• [Directions]:
Reproduce every line of the records below verbatim, omitting the pictures.
## BEGIN Dataset entries
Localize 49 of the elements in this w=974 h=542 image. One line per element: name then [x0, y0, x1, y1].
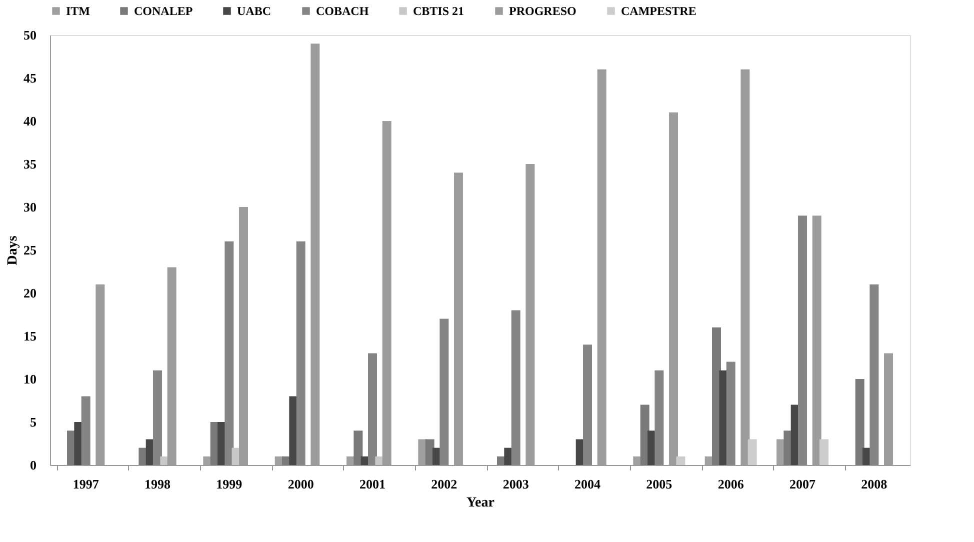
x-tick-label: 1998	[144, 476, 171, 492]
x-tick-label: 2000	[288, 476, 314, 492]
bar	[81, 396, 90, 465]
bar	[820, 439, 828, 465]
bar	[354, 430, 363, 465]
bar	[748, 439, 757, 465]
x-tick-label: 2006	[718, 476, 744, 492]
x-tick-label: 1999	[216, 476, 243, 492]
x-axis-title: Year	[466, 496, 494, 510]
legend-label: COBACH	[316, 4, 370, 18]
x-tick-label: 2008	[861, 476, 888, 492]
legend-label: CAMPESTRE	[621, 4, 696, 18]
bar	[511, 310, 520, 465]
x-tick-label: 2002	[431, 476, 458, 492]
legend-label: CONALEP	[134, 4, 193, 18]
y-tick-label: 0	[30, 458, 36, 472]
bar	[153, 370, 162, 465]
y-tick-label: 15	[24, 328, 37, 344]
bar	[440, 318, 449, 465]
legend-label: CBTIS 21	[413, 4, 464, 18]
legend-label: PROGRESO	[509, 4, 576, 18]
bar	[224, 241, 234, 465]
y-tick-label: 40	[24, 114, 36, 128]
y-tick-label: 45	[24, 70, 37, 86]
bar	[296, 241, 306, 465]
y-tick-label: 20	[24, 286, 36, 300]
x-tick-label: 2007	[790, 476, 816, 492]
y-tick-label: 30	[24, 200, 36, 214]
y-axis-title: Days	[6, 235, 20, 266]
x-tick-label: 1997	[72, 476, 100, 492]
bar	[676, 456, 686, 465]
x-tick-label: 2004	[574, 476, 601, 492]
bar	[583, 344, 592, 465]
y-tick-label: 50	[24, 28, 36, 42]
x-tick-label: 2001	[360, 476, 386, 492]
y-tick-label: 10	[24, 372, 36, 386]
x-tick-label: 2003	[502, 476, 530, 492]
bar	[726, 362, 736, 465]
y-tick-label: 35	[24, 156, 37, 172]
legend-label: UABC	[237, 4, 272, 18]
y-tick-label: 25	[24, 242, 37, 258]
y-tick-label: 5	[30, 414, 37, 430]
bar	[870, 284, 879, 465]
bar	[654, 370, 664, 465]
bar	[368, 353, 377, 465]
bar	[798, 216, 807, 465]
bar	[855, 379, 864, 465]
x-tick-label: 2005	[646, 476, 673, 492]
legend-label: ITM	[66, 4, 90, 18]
## END Dataset entries
• [Result of this task]:
Localize 49 of the elements in this w=974 h=542 image. One line per element: name then [x0, y0, x1, y1].
x-tick-label: 1998	[144, 476, 171, 492]
x-tick-label: 2000	[288, 476, 314, 492]
bar	[81, 396, 90, 465]
bar	[820, 439, 828, 465]
bar	[354, 430, 363, 465]
bar	[748, 439, 757, 465]
x-tick-label: 2006	[718, 476, 744, 492]
x-tick-label: 1999	[216, 476, 243, 492]
x-axis-title: Year	[466, 496, 494, 510]
legend-label: COBACH	[316, 4, 370, 18]
x-tick-label: 2008	[861, 476, 888, 492]
legend-label: CAMPESTRE	[621, 4, 696, 18]
bar	[511, 310, 520, 465]
x-tick-label: 2002	[431, 476, 458, 492]
legend-label: CONALEP	[134, 4, 193, 18]
y-tick-label: 0	[30, 458, 36, 472]
bar	[153, 370, 162, 465]
y-tick-label: 15	[24, 328, 37, 344]
bar	[440, 318, 449, 465]
legend-label: CBTIS 21	[413, 4, 464, 18]
legend-label: PROGRESO	[509, 4, 576, 18]
bar	[224, 241, 234, 465]
y-tick-label: 40	[24, 114, 36, 128]
y-tick-label: 45	[24, 70, 37, 86]
bar	[296, 241, 306, 465]
y-tick-label: 20	[24, 286, 36, 300]
x-tick-label: 2007	[790, 476, 816, 492]
y-tick-label: 30	[24, 200, 36, 214]
y-axis-title: Days	[6, 235, 20, 266]
x-tick-label: 1997	[72, 476, 100, 492]
bar	[676, 456, 686, 465]
x-tick-label: 2004	[574, 476, 601, 492]
bar	[583, 344, 592, 465]
y-tick-label: 50	[24, 28, 36, 42]
x-tick-label: 2001	[360, 476, 386, 492]
y-tick-label: 10	[24, 372, 36, 386]
x-tick-label: 2003	[502, 476, 530, 492]
bar	[726, 362, 736, 465]
y-tick-label: 35	[24, 156, 37, 172]
legend-label: UABC	[237, 4, 272, 18]
y-tick-label: 25	[24, 242, 37, 258]
y-tick-label: 5	[30, 414, 37, 430]
bar	[870, 284, 879, 465]
bar	[654, 370, 664, 465]
bar	[368, 353, 377, 465]
bar	[798, 216, 807, 465]
bar	[855, 379, 864, 465]
x-tick-label: 2005	[646, 476, 673, 492]
legend-label: ITM	[66, 4, 90, 18]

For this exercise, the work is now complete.